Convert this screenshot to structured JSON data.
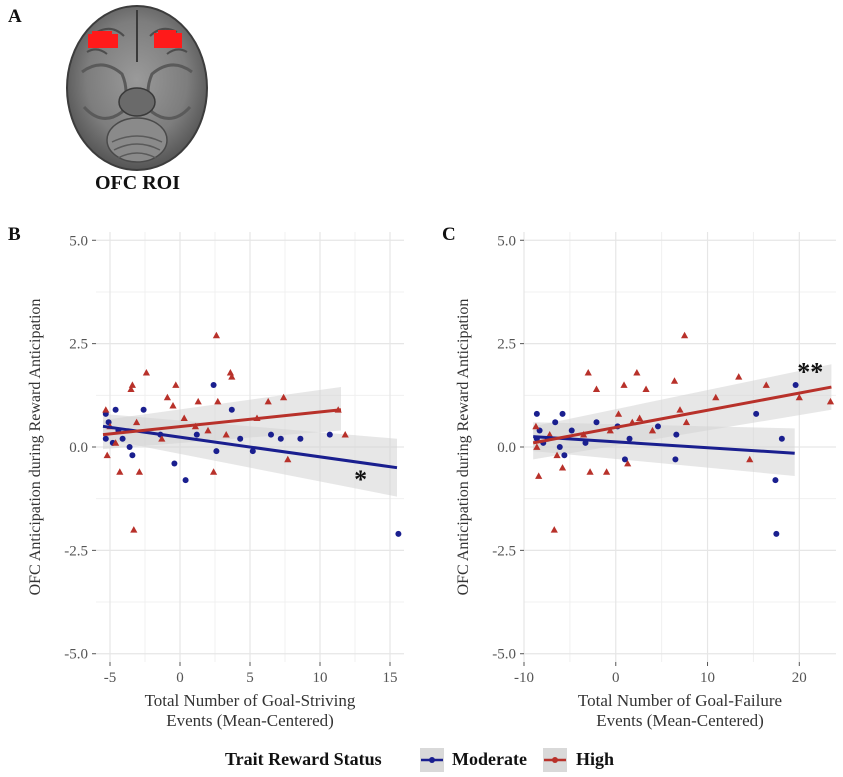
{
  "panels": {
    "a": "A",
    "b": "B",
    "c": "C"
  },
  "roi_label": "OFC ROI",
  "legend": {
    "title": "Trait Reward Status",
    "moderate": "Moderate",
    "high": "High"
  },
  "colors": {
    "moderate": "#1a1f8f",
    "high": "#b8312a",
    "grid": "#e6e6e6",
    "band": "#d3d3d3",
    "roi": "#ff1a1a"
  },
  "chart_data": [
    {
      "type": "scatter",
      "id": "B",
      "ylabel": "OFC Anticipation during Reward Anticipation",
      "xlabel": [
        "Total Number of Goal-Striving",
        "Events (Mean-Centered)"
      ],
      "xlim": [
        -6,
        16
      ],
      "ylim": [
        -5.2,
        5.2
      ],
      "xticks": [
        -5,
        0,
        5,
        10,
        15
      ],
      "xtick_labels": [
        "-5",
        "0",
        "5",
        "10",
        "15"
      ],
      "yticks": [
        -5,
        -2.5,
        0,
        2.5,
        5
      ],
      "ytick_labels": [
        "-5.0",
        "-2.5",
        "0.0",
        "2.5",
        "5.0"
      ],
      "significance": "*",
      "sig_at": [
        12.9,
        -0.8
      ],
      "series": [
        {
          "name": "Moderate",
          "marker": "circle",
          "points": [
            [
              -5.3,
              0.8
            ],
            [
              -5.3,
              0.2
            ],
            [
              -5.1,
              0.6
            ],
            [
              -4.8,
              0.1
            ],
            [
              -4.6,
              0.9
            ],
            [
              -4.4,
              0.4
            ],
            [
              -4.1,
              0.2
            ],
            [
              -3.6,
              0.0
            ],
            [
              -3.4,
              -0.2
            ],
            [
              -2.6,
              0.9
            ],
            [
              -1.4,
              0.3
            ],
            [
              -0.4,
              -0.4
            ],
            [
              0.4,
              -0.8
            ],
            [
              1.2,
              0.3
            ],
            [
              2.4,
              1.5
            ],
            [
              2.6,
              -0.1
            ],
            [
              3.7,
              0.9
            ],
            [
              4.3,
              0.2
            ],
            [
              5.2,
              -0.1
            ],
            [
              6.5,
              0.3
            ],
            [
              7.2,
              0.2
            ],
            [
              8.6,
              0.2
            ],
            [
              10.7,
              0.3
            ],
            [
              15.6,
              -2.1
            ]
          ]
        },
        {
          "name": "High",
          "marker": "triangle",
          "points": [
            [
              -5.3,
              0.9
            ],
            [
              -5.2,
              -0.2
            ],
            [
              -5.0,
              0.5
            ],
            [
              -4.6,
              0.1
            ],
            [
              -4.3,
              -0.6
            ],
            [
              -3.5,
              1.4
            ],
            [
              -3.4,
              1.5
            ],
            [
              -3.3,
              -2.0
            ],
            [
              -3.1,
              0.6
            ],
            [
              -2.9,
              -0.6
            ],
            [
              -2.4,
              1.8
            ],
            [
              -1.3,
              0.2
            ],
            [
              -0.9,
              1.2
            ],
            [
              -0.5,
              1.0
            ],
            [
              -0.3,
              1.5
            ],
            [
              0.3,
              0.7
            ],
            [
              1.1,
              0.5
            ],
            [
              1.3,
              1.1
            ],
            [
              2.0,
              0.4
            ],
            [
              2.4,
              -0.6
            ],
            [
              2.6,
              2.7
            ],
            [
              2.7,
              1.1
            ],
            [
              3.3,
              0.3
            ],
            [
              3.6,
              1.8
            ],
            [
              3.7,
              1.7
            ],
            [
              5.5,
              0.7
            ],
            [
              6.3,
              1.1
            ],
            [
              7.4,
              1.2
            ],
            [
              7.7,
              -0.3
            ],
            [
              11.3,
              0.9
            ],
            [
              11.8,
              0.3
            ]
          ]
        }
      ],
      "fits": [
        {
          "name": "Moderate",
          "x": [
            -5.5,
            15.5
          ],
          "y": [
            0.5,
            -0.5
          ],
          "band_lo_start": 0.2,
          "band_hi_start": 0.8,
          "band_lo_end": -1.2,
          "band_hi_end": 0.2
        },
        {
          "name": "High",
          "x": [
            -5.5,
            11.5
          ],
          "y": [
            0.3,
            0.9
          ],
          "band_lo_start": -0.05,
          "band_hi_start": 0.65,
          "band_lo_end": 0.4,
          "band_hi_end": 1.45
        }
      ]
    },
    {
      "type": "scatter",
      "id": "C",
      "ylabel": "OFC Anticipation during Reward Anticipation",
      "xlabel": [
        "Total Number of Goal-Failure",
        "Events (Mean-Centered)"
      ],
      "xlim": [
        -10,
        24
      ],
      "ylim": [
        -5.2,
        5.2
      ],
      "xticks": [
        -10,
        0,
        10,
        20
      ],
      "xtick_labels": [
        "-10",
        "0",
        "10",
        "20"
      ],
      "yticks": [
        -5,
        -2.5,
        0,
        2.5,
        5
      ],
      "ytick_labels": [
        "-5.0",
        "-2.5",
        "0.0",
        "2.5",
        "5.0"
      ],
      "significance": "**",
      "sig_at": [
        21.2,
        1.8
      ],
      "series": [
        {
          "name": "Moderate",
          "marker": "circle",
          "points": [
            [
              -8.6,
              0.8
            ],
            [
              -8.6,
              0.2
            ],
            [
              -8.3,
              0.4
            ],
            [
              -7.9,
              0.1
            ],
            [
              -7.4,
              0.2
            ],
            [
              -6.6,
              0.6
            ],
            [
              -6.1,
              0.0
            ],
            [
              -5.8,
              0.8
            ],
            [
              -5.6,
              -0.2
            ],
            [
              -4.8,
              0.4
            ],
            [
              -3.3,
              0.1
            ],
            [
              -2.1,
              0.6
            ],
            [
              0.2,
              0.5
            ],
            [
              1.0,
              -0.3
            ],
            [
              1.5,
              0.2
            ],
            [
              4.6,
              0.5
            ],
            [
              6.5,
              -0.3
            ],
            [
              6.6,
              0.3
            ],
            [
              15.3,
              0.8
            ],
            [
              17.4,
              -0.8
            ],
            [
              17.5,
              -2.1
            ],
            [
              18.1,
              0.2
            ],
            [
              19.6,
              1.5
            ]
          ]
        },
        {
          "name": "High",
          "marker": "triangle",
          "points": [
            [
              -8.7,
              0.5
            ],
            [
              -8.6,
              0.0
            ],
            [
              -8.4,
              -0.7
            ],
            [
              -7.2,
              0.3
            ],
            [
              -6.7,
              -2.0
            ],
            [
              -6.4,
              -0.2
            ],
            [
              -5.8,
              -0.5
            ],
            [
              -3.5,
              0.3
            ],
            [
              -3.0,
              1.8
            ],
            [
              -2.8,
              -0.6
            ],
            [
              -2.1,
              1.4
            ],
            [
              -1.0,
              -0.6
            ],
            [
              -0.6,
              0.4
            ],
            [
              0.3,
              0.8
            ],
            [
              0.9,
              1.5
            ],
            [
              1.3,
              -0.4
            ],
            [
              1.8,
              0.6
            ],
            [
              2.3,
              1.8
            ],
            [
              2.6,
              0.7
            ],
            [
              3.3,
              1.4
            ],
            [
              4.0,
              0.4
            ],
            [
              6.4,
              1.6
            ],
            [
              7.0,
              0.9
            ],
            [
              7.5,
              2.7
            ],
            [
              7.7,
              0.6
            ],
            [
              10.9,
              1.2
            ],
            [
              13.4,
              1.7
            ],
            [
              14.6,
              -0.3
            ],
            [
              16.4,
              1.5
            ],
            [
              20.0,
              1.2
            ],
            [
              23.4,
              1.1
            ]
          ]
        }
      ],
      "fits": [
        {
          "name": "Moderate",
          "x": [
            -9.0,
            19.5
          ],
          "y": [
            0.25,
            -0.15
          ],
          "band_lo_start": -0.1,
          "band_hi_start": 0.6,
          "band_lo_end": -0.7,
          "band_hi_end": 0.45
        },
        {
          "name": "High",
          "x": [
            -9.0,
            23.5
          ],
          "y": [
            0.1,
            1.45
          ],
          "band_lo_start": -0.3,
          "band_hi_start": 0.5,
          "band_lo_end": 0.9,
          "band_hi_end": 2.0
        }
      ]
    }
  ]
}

▸ Your objective: Select every line where the word "Total" occurs.

▸ Task response:
        "Total Number of Goal-Striving",
        "Total Number of Goal-Failure",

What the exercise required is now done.